_What the task requires_. Check each line for the word "колонок" and give how many have it. Say nothing else.

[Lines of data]

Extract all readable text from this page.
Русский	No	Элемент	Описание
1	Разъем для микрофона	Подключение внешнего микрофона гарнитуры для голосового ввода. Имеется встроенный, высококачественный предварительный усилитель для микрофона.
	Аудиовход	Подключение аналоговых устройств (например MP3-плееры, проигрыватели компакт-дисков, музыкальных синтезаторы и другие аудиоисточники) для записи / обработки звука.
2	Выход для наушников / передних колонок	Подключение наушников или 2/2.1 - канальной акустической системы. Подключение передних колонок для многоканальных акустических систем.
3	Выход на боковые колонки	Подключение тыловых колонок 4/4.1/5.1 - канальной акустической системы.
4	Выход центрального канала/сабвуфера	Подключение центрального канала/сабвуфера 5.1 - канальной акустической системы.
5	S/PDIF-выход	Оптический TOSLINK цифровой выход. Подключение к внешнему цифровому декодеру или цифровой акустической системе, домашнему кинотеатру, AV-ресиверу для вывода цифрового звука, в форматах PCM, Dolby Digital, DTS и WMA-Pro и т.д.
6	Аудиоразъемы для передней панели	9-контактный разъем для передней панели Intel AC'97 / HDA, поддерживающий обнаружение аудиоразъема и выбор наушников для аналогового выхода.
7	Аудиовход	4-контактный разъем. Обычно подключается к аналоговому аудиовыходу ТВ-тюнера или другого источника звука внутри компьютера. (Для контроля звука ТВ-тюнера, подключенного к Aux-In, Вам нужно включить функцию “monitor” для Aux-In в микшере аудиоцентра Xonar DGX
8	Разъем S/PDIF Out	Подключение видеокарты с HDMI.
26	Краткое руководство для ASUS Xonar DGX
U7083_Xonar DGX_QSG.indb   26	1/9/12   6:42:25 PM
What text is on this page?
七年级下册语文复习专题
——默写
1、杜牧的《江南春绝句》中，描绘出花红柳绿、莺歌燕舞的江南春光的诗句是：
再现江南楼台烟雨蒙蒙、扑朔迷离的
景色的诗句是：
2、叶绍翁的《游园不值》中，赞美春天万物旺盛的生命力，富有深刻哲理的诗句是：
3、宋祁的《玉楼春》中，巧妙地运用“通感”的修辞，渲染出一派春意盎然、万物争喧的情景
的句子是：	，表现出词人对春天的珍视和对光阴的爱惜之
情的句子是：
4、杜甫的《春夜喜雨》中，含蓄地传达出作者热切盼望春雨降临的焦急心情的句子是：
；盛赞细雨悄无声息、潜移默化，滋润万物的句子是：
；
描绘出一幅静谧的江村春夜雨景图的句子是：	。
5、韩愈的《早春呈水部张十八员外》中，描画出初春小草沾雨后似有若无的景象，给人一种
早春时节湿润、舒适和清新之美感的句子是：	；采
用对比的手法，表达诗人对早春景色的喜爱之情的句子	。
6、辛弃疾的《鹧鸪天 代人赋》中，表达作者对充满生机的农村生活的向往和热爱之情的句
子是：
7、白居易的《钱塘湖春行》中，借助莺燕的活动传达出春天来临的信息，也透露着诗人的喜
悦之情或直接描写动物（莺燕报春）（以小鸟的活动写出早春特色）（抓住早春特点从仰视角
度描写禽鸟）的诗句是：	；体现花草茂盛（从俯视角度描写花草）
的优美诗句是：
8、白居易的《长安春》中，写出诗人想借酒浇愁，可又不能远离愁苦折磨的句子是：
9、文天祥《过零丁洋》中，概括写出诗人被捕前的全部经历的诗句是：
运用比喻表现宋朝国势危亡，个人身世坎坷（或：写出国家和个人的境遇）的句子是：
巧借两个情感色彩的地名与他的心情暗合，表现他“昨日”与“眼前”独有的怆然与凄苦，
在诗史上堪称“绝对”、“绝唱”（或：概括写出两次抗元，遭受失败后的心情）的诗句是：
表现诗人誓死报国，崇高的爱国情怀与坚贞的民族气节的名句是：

_Output_. 2